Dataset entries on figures

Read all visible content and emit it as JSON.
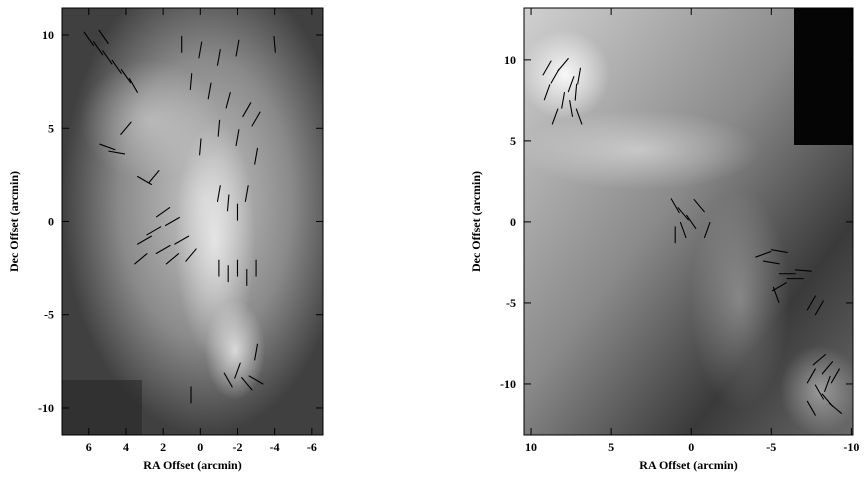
{
  "chart_data": [
    {
      "type": "vector",
      "xlabel": "RA Offset (arcmin)",
      "ylabel": "Dec Offset (arcmin)",
      "xlim": [
        7.44,
        -6.6
      ],
      "ylim": [
        -11.45,
        11.45
      ],
      "xticks": [
        6,
        4,
        2,
        0,
        -2,
        -4,
        -6
      ],
      "yticks": [
        10,
        5,
        0,
        -5,
        -10
      ],
      "color": "#000000",
      "vectors": {
        "x": [
          6,
          5.5,
          5,
          4.5,
          4,
          5.2,
          3.6,
          1,
          0,
          -1,
          -2,
          0.5,
          -0.5,
          -1.5,
          -2.5,
          -3,
          -1,
          -2,
          0,
          -3,
          -4,
          5,
          4.5,
          4,
          3,
          2.5,
          3,
          2.5,
          2,
          1.5,
          1,
          2,
          1.5,
          3.2,
          0.5,
          -1,
          -1.5,
          -2,
          -2.5,
          -1,
          -1.5,
          -2,
          -2.5,
          -3,
          -1.5,
          -2,
          -2.5,
          -3,
          0.5,
          -3
        ],
        "y": [
          9.8,
          9.3,
          8.8,
          8.3,
          7.8,
          9.9,
          7.3,
          9.5,
          9.2,
          8.8,
          9.3,
          7.5,
          7,
          6.5,
          6,
          5.5,
          5,
          4.5,
          4,
          3.5,
          9.5,
          4,
          3.7,
          5,
          2.2,
          2.4,
          -1,
          -0.5,
          -1.5,
          0,
          -1,
          0.5,
          -2,
          -2,
          -1.8,
          1.5,
          1,
          0.5,
          1.5,
          -2.5,
          -2.8,
          -2.5,
          -3,
          -2.5,
          -8.5,
          -8,
          -8.7,
          -8.5,
          -9.3,
          -7
        ],
        "angle": [
          35,
          35,
          35,
          35,
          35,
          35,
          30,
          0,
          -10,
          -10,
          -10,
          -5,
          -10,
          -15,
          -30,
          -30,
          -5,
          -10,
          -5,
          -10,
          5,
          70,
          80,
          -40,
          60,
          -40,
          -60,
          -60,
          -60,
          -60,
          -60,
          -55,
          -50,
          -50,
          -40,
          -10,
          -5,
          0,
          -10,
          0,
          0,
          0,
          0,
          0,
          30,
          -20,
          40,
          60,
          0,
          -10
        ]
      }
    },
    {
      "type": "vector",
      "xlabel": "RA Offset (arcmin)",
      "ylabel": "Dec Offset (arcmin)",
      "xlim": [
        10.44,
        -10.1
      ],
      "ylim": [
        -13.15,
        13.2
      ],
      "xticks": [
        10,
        5,
        0,
        -5,
        -10
      ],
      "yticks": [
        10,
        5,
        0,
        -5,
        -10
      ],
      "color": "#000000",
      "vectors": {
        "x": [
          9,
          8.5,
          8,
          7.5,
          7,
          9,
          8,
          7.5,
          7,
          8.5,
          7.2,
          1,
          0.5,
          0,
          0.5,
          -0.5,
          1,
          -1,
          -4.5,
          -5,
          -5.5,
          -6,
          -6.5,
          -5.5,
          -7,
          -5.3,
          -7.5,
          -8,
          -8,
          -8.5,
          -7.5,
          -8.5,
          -8,
          -8.5,
          -9,
          -7.5,
          -9
        ],
        "y": [
          9.5,
          9,
          9.7,
          8.5,
          9,
          8,
          7.5,
          7,
          6.5,
          6.5,
          8,
          1,
          0.5,
          0,
          -0.5,
          1,
          -0.8,
          -0.5,
          -2,
          -2.5,
          -1.8,
          -3.2,
          -3.5,
          -4,
          -3,
          -4.5,
          -5,
          -5.3,
          -8.5,
          -9,
          -9.5,
          -10,
          -10.5,
          -11,
          -11.5,
          -11.5,
          -9.5
        ],
        "angle": [
          -30,
          -30,
          -40,
          -20,
          -10,
          -20,
          -10,
          10,
          20,
          -20,
          -5,
          30,
          40,
          35,
          20,
          40,
          0,
          -20,
          -70,
          80,
          80,
          90,
          90,
          -60,
          85,
          20,
          -30,
          -30,
          -50,
          -40,
          -30,
          -20,
          30,
          40,
          50,
          30,
          -30
        ]
      }
    }
  ]
}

Written task – Transcribe every line from the records above without alteration, and leave out the images.

Reply –
Read all visible content and emit it as JSON.
{
  "chart_data": [
    {
      "type": "vector",
      "xlabel": "RA Offset (arcmin)",
      "ylabel": "Dec Offset (arcmin)",
      "xlim": [
        7.44,
        -6.6
      ],
      "ylim": [
        -11.45,
        11.45
      ],
      "xticks": [
        6,
        4,
        2,
        0,
        -2,
        -4,
        -6
      ],
      "yticks": [
        10,
        5,
        0,
        -5,
        -10
      ],
      "color": "#000000",
      "vectors": {
        "x": [
          6,
          5.5,
          5,
          4.5,
          4,
          5.2,
          3.6,
          1,
          0,
          -1,
          -2,
          0.5,
          -0.5,
          -1.5,
          -2.5,
          -3,
          -1,
          -2,
          0,
          -3,
          -4,
          5,
          4.5,
          4,
          3,
          2.5,
          3,
          2.5,
          2,
          1.5,
          1,
          2,
          1.5,
          3.2,
          0.5,
          -1,
          -1.5,
          -2,
          -2.5,
          -1,
          -1.5,
          -2,
          -2.5,
          -3,
          -1.5,
          -2,
          -2.5,
          -3,
          0.5,
          -3
        ],
        "y": [
          9.8,
          9.3,
          8.8,
          8.3,
          7.8,
          9.9,
          7.3,
          9.5,
          9.2,
          8.8,
          9.3,
          7.5,
          7,
          6.5,
          6,
          5.5,
          5,
          4.5,
          4,
          3.5,
          9.5,
          4,
          3.7,
          5,
          2.2,
          2.4,
          -1,
          -0.5,
          -1.5,
          0,
          -1,
          0.5,
          -2,
          -2,
          -1.8,
          1.5,
          1,
          0.5,
          1.5,
          -2.5,
          -2.8,
          -2.5,
          -3,
          -2.5,
          -8.5,
          -8,
          -8.7,
          -8.5,
          -9.3,
          -7
        ],
        "angle": [
          35,
          35,
          35,
          35,
          35,
          35,
          30,
          0,
          -10,
          -10,
          -10,
          -5,
          -10,
          -15,
          -30,
          -30,
          -5,
          -10,
          -5,
          -10,
          5,
          70,
          80,
          -40,
          60,
          -40,
          -60,
          -60,
          -60,
          -60,
          -60,
          -55,
          -50,
          -50,
          -40,
          -10,
          -5,
          0,
          -10,
          0,
          0,
          0,
          0,
          0,
          30,
          -20,
          40,
          60,
          0,
          -10
        ]
      }
    },
    {
      "type": "vector",
      "xlabel": "RA Offset (arcmin)",
      "ylabel": "Dec Offset (arcmin)",
      "xlim": [
        10.44,
        -10.1
      ],
      "ylim": [
        -13.15,
        13.2
      ],
      "xticks": [
        10,
        5,
        0,
        -5,
        -10
      ],
      "yticks": [
        10,
        5,
        0,
        -5,
        -10
      ],
      "color": "#000000",
      "vectors": {
        "x": [
          9,
          8.5,
          8,
          7.5,
          7,
          9,
          8,
          7.5,
          7,
          8.5,
          7.2,
          1,
          0.5,
          0,
          0.5,
          -0.5,
          1,
          -1,
          -4.5,
          -5,
          -5.5,
          -6,
          -6.5,
          -5.5,
          -7,
          -5.3,
          -7.5,
          -8,
          -8,
          -8.5,
          -7.5,
          -8.5,
          -8,
          -8.5,
          -9,
          -7.5,
          -9
        ],
        "y": [
          9.5,
          9,
          9.7,
          8.5,
          9,
          8,
          7.5,
          7,
          6.5,
          6.5,
          8,
          1,
          0.5,
          0,
          -0.5,
          1,
          -0.8,
          -0.5,
          -2,
          -2.5,
          -1.8,
          -3.2,
          -3.5,
          -4,
          -3,
          -4.5,
          -5,
          -5.3,
          -8.5,
          -9,
          -9.5,
          -10,
          -10.5,
          -11,
          -11.5,
          -11.5,
          -9.5
        ],
        "angle": [
          -30,
          -30,
          -40,
          -20,
          -10,
          -20,
          -10,
          10,
          20,
          -20,
          -5,
          30,
          40,
          35,
          20,
          40,
          0,
          -20,
          -70,
          80,
          80,
          90,
          90,
          -60,
          85,
          20,
          -30,
          -30,
          -50,
          -40,
          -30,
          -20,
          30,
          40,
          50,
          30,
          -30
        ]
      }
    }
  ]
}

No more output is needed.